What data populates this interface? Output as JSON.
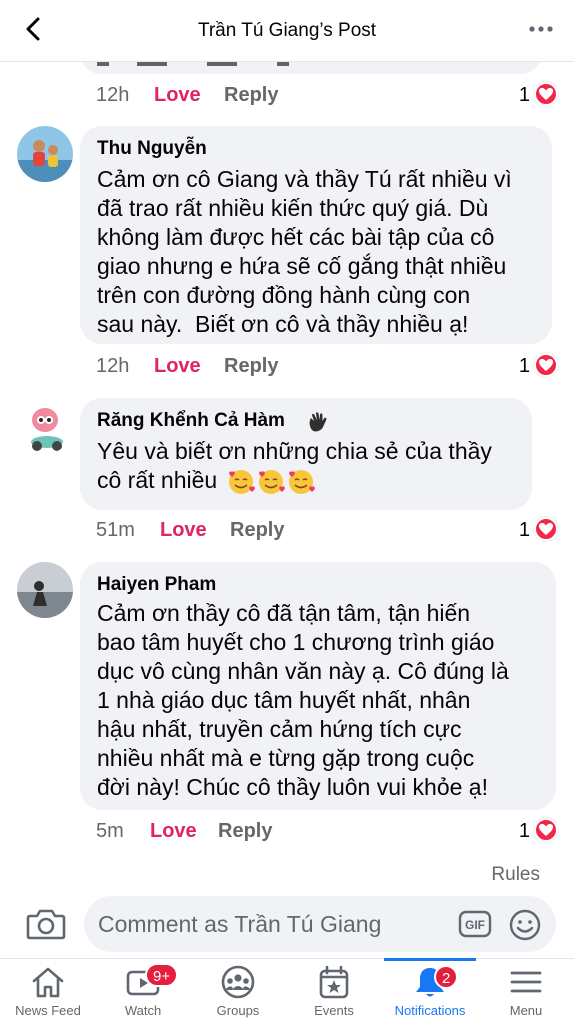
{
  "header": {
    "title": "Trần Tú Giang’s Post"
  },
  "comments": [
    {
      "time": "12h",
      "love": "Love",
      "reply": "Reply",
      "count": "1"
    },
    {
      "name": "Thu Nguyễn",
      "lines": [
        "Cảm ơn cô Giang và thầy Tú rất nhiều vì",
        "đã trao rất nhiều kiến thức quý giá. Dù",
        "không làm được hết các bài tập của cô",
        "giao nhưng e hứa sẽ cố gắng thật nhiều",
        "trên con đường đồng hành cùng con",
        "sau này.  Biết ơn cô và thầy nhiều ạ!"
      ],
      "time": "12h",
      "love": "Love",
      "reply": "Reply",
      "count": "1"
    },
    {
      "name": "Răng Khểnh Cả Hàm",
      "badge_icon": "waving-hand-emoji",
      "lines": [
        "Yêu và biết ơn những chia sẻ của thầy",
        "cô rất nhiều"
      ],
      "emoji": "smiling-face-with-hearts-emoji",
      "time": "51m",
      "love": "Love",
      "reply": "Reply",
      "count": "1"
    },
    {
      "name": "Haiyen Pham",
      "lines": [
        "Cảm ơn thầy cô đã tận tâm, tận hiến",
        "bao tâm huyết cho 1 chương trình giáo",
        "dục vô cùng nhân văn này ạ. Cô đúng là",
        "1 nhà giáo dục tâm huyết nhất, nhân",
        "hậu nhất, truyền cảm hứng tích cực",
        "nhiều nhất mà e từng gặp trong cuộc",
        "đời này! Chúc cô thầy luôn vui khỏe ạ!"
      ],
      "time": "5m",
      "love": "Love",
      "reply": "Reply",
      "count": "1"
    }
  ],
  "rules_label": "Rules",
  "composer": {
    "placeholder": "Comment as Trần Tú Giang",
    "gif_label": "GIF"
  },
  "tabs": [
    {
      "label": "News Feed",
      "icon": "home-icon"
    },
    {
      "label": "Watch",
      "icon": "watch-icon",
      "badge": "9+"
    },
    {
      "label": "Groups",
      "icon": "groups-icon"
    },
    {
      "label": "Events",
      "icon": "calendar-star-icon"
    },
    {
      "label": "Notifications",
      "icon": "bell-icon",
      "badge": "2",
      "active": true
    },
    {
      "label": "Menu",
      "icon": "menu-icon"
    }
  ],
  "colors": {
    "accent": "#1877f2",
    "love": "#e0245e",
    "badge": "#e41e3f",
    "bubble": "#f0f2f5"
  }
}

--------------------

* Work to complete: In the listing above, how many lines hold the word "Giang"? Give the number and nothing more.

* Correct answer: 3